Stated exercise - Would it be possible to write out each entry below exactly, without the pictures?

########

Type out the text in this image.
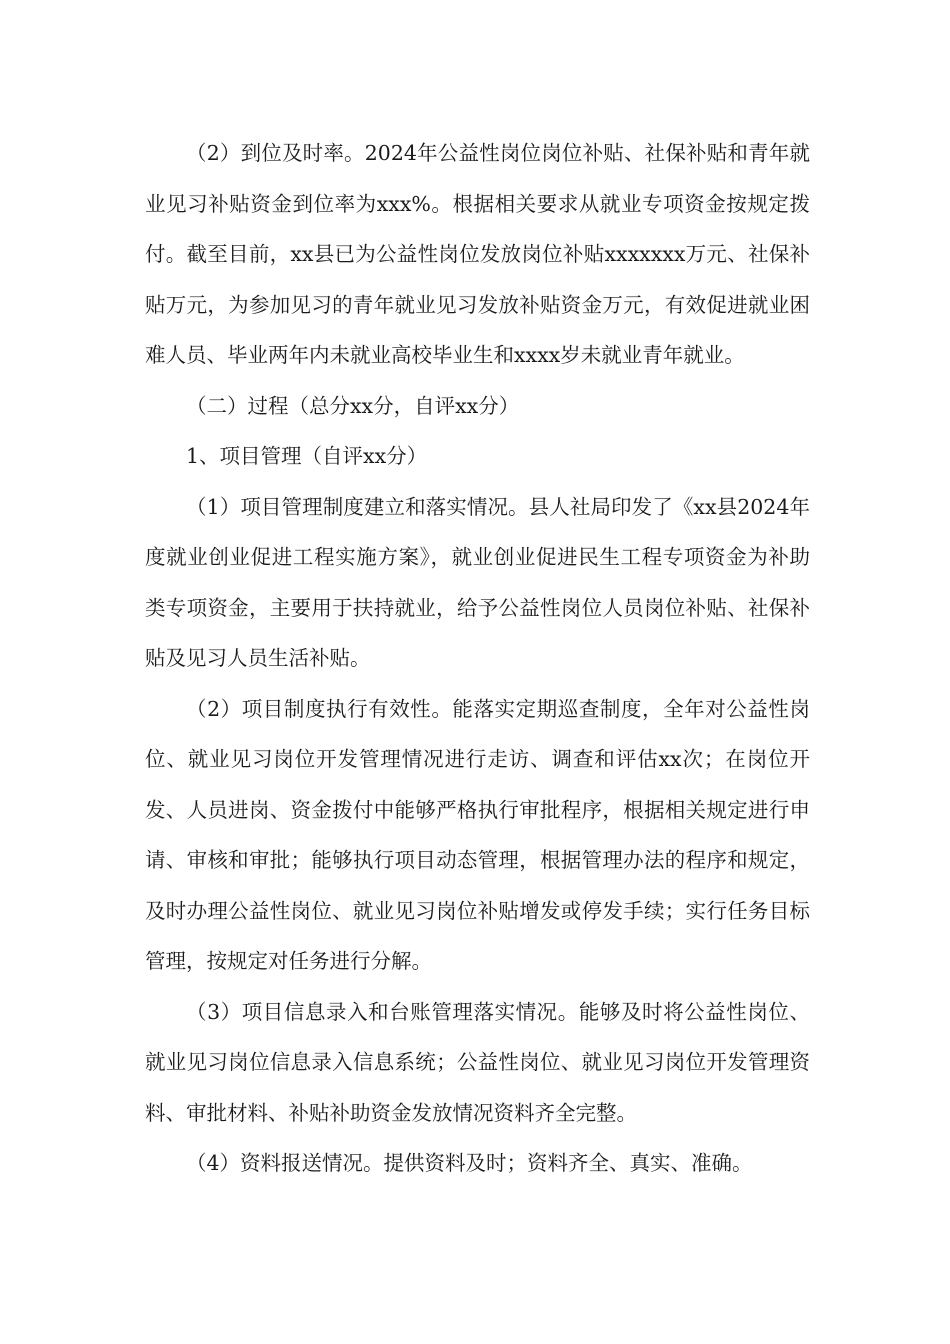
（2）到位及时率。2024年公益性岗位岗位补贴、社保补贴和青年就业见习补贴资金到位率为xxx%。根据相关要求从就业专项资金按规定拨付。截至目前，xx县已为公益性岗位发放岗位补贴xxxxxxx万元、社保补贴万元，为参加见习的青年就业见习发放补贴资金万元，有效促进就业困难人员、毕业两年内未就业高校毕业生和xxxx岁未就业青年就业。

（二）过程（总分xx分，自评xx分）

1、项目管理（自评xx分）

（1）项目管理制度建立和落实情况。县人社局印发了《xx县2024年度就业创业促进工程实施方案》，就业创业促进民生工程专项资金为补助类专项资金，主要用于扶持就业，给予公益性岗位人员岗位补贴、社保补贴及见习人员生活补贴。

（2）项目制度执行有效性。能落实定期巡查制度，全年对公益性岗位、就业见习岗位开发管理情况进行走访、调查和评估xx次；在岗位开发、人员进岗、资金拨付中能够严格执行审批程序，根据相关规定进行申请、审核和审批；能够执行项目动态管理，根据管理办法的程序和规定，及时办理公益性岗位、就业见习岗位补贴增发或停发手续；实行任务目标管理，按规定对任务进行分解。

（3）项目信息录入和台账管理落实情况。能够及时将公益性岗位、就业见习岗位信息录入信息系统；公益性岗位、就业见习岗位开发管理资料、审批材料、补贴补助资金发放情况资料齐全完整。

（4）资料报送情况。提供资料及时；资料齐全、真实、准确。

########

Exercise result -
Type out the text in this image.
（2）到位及时率。2024年公益性岗位岗位补贴、社保补贴和青年就业见习补贴资金到位率为xxx%。根据相关要求从就业专项资金按规定拨付。截至目前，xx县已为公益性岗位发放岗位补贴xxxxxxx万元、社保补贴万元，为参加见习的青年就业见习发放补贴资金万元，有效促进就业困难人员、毕业两年内未就业高校毕业生和xxxx岁未就业青年就业。

（二）过程（总分xx分，自评xx分）

1、项目管理（自评xx分）

（1）项目管理制度建立和落实情况。县人社局印发了《xx县2024年度就业创业促进工程实施方案》，就业创业促进民生工程专项资金为补助类专项资金，主要用于扶持就业，给予公益性岗位人员岗位补贴、社保补贴及见习人员生活补贴。

（2）项目制度执行有效性。能落实定期巡查制度，全年对公益性岗位、就业见习岗位开发管理情况进行走访、调查和评估xx次；在岗位开发、人员进岗、资金拨付中能够严格执行审批程序，根据相关规定进行申请、审核和审批；能够执行项目动态管理，根据管理办法的程序和规定，及时办理公益性岗位、就业见习岗位补贴增发或停发手续；实行任务目标管理，按规定对任务进行分解。

（3）项目信息录入和台账管理落实情况。能够及时将公益性岗位、就业见习岗位信息录入信息系统；公益性岗位、就业见习岗位开发管理资料、审批材料、补贴补助资金发放情况资料齐全完整。

（4）资料报送情况。提供资料及时；资料齐全、真实、准确。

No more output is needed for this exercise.